**Extracted records**
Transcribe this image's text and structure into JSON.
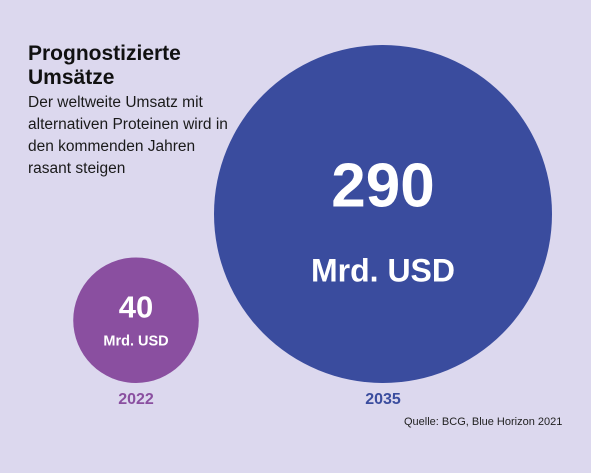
{
  "chart_data": {
    "type": "bubble",
    "title": [
      "Prognostizierte",
      "Umsätze"
    ],
    "subtitle": "Der weltweite Umsatz mit alternativen Proteinen wird in den kommenden Jahren rasant steigen",
    "unit": "Mrd. USD",
    "categories": [
      "2022",
      "2035"
    ],
    "values": [
      40,
      290
    ],
    "colors": [
      "#8a4fa0",
      "#3a4c9e"
    ],
    "source": "Quelle: BCG, Blue Horizon 2021"
  }
}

**Instructions to follow**
Please reproduce the records above exactly, leaving out every picture.

**Result of the exercise**
Transcribe this image's text and structure into JSON.
{
  "chart_data": {
    "type": "bubble",
    "title": [
      "Prognostizierte",
      "Umsätze"
    ],
    "subtitle": "Der weltweite Umsatz mit alternativen Proteinen wird in den kommenden Jahren rasant steigen",
    "unit": "Mrd. USD",
    "categories": [
      "2022",
      "2035"
    ],
    "values": [
      40,
      290
    ],
    "colors": [
      "#8a4fa0",
      "#3a4c9e"
    ],
    "source": "Quelle: BCG, Blue Horizon 2021"
  }
}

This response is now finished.